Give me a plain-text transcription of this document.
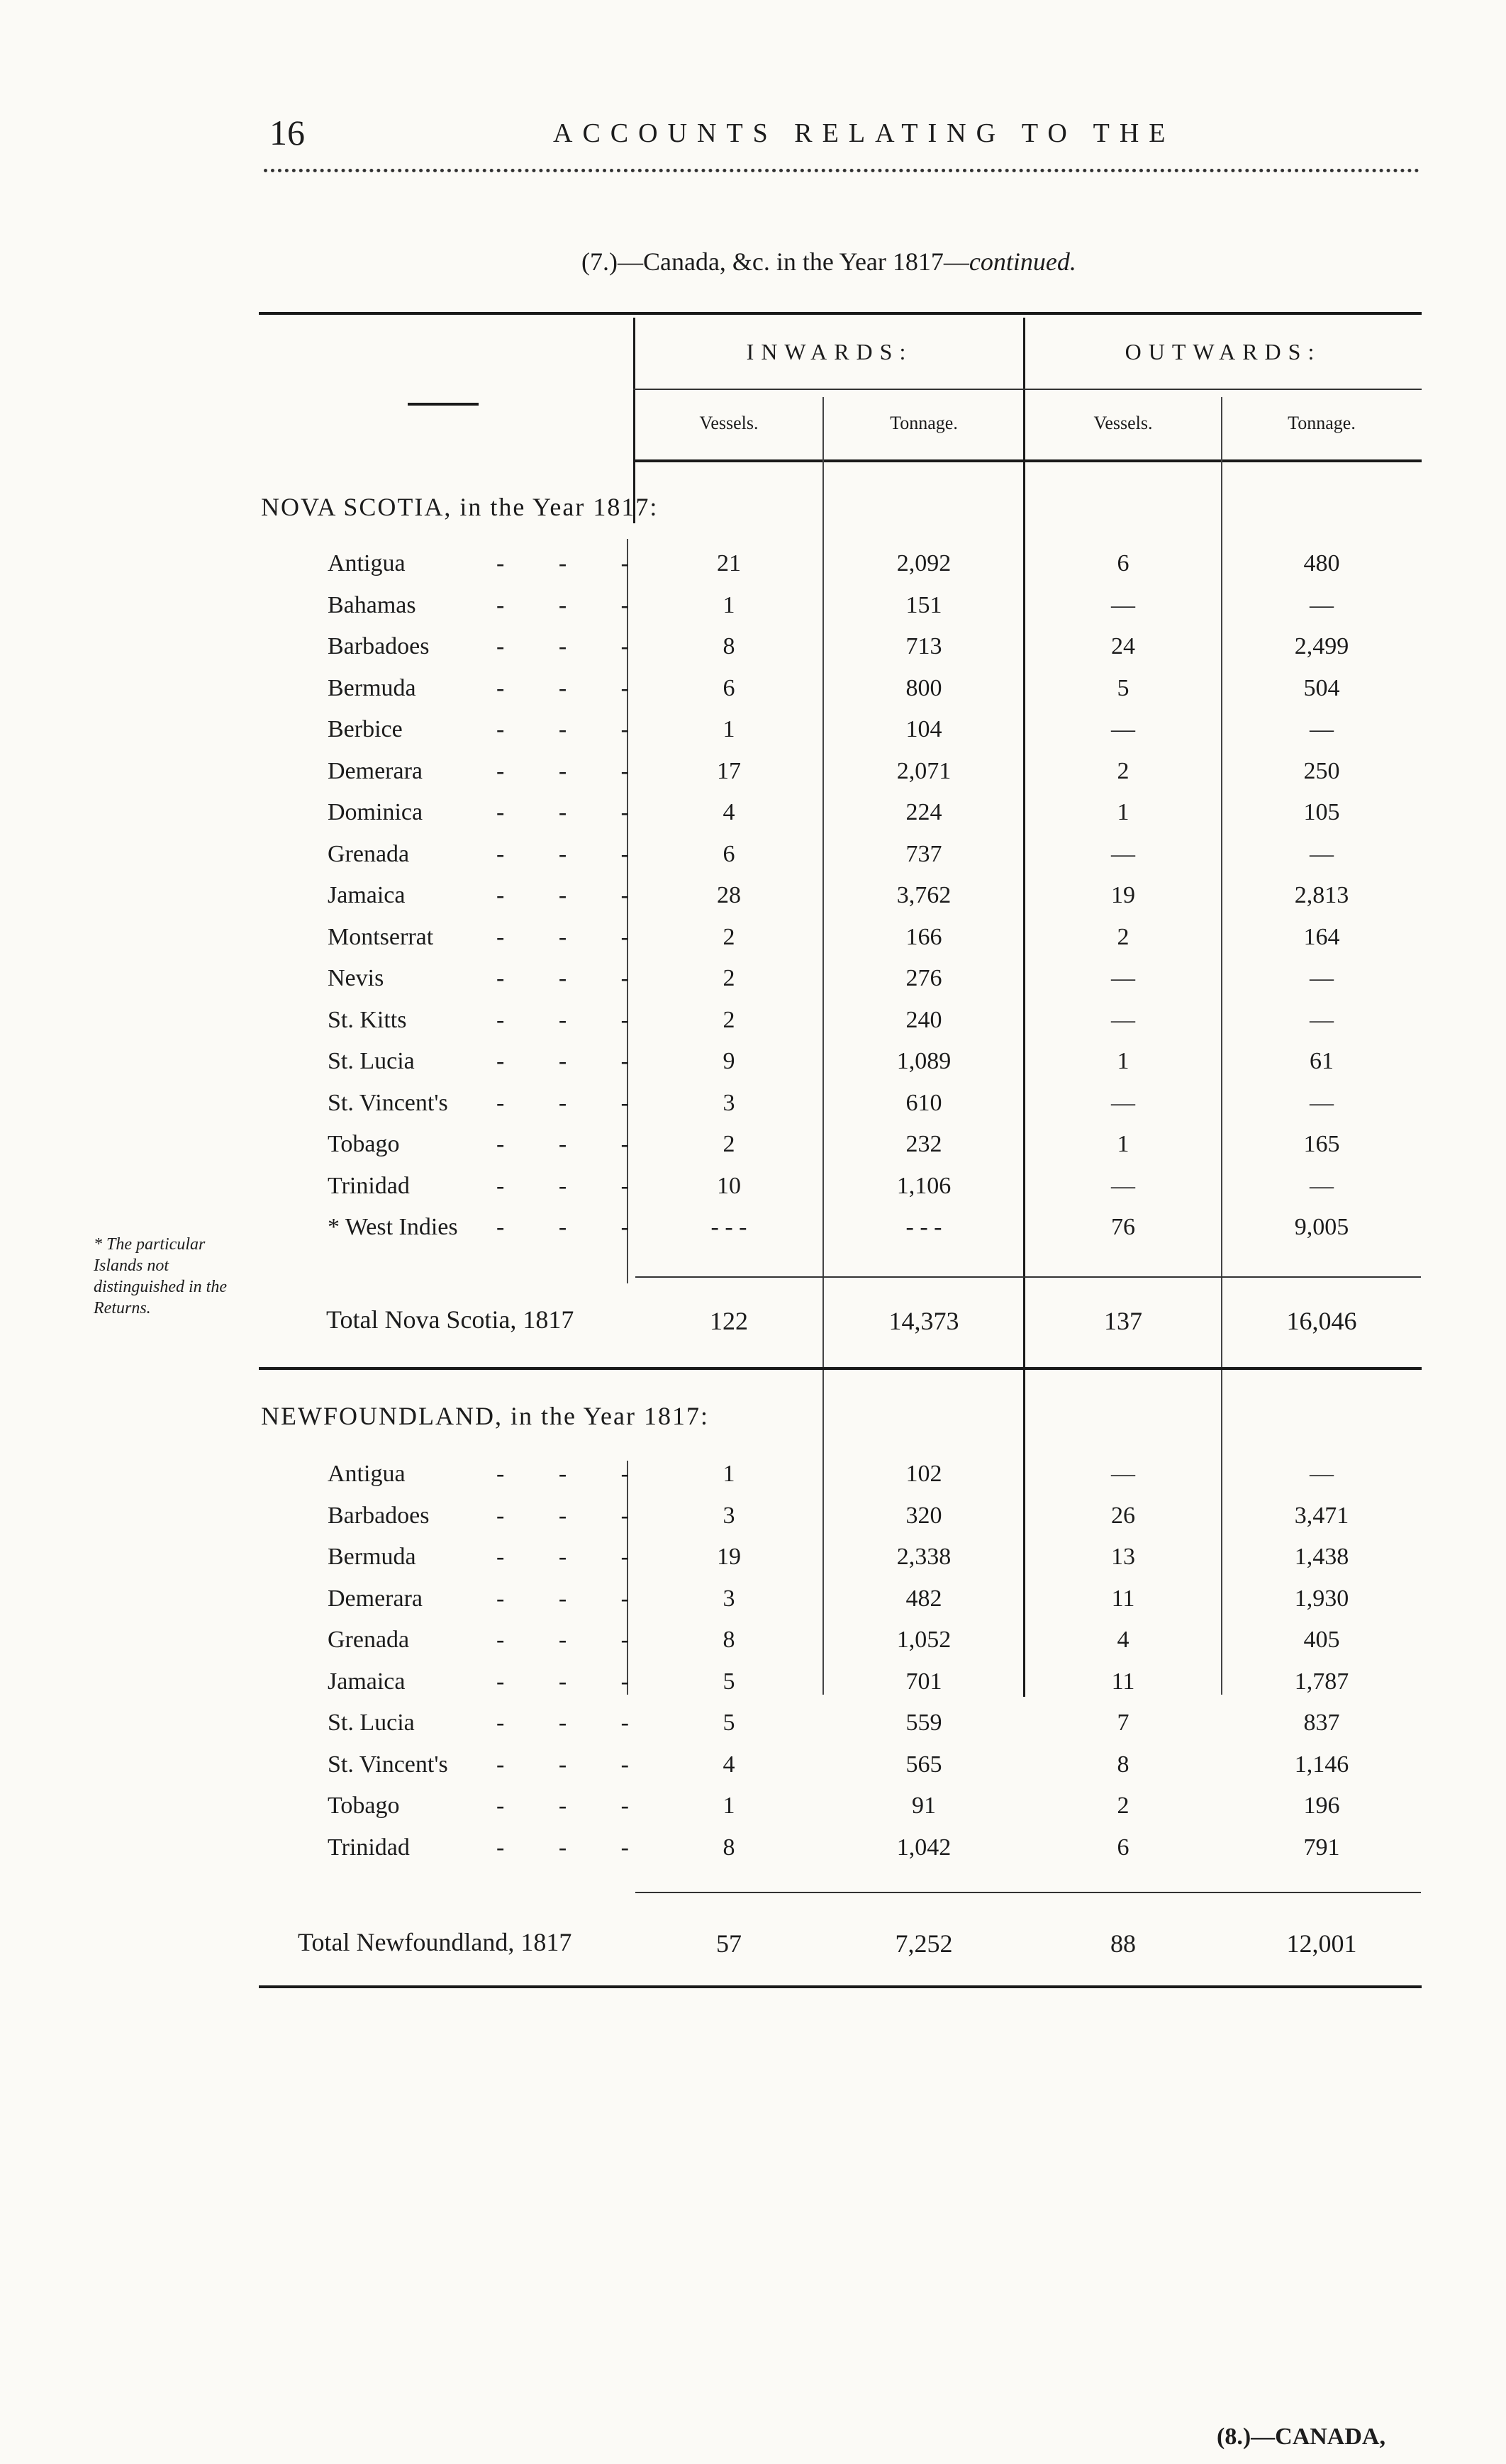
16	ACCOUNTS RELATING TO THE
(7.)—Canada, &c. in the Year 1817—continued.
INWARDS:	OUTWARDS:
Vessels.	Tonnage.	Vessels.	Tonnage.
NOVA SCOTIA, in the Year 1817:
Antigua	21	2,092	6	480
- - -
Bahamas	1	151	—	—
- - -
Barbadoes	8	713	24	2,499
- - -
Bermuda	6	800	5	504
- - -
Berbice	1	104	—	—
- - -
Demerara	17	2,071	2	250
- - -
Dominica	4	224	1	105
- - -
Grenada	6	737	—	—
- - -
Jamaica	28	3,762	19	2,813
- - -
Montserrat	2	166	2	164
- - -
Nevis	2	276	—	—
- - -
St. Kitts	2	240	—	—
- - -
St. Lucia	9	1,089	1	61
- - -
St. Vincent's	3	610	—	—
- - -
Tobago	2	232	1	165
- - -
Trinidad	10	1,106	—	—
- - -
* West Indies	- - -	- - -	76	9,005
- - -
Total Nova Scotia, 1817	122	14,373	137	16,046
NEWFOUNDLAND, in the Year 1817:
Antigua	1	102	—	—
- - -
Barbadoes	3	320	26	3,471
- - -
Bermuda	19	2,338	13	1,438
- - -
Demerara	3	482	11	1,930
- - -
Grenada	8	1,052	4	405
- - -
Jamaica	5	701	11	1,787
- - -
St. Lucia	5	559	7	837
- - -
St. Vincent's	4	565	8	1,146
- - -
Tobago	1	91	2	196
- - -
Trinidad	8	1,042	6	791
- - -
Total Newfoundland, 1817	57	7,252	88	12,001
* The particular Islands not distinguished in the Returns.
(8.)—CANADA,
**********
◆ **To do**:
The records above need to be given again exactly. Omit the pictures.

◆ **Reply**:
Give me a plain-text transcription of this document.
16	ACCOUNTS RELATING TO THE
(7.)—Canada, &c. in the Year 1817—continued.
INWARDS:	OUTWARDS:
Vessels.	Tonnage.	Vessels.	Tonnage.
NOVA SCOTIA, in the Year 1817:
Antigua	21	2,092	6	480
- - -
Bahamas	1	151	—	—
- - -
Barbadoes	8	713	24	2,499
- - -
Bermuda	6	800	5	504
- - -
Berbice	1	104	—	—
- - -
Demerara	17	2,071	2	250
- - -
Dominica	4	224	1	105
- - -
Grenada	6	737	—	—
- - -
Jamaica	28	3,762	19	2,813
- - -
Montserrat	2	166	2	164
- - -
Nevis	2	276	—	—
- - -
St. Kitts	2	240	—	—
- - -
St. Lucia	9	1,089	1	61
- - -
St. Vincent's	3	610	—	—
- - -
Tobago	2	232	1	165
- - -
Trinidad	10	1,106	—	—
- - -
* West Indies	- - -	- - -	76	9,005
- - -
Total Nova Scotia, 1817	122	14,373	137	16,046
NEWFOUNDLAND, in the Year 1817:
Antigua	1	102	—	—
- - -
Barbadoes	3	320	26	3,471
- - -
Bermuda	19	2,338	13	1,438
- - -
Demerara	3	482	11	1,930
- - -
Grenada	8	1,052	4	405
- - -
Jamaica	5	701	11	1,787
- - -
St. Lucia	5	559	7	837
- - -
St. Vincent's	4	565	8	1,146
- - -
Tobago	1	91	2	196
- - -
Trinidad	8	1,042	6	791
- - -
Total Newfoundland, 1817	57	7,252	88	12,001
* The particular Islands not distinguished in the Returns.
(8.)—CANADA,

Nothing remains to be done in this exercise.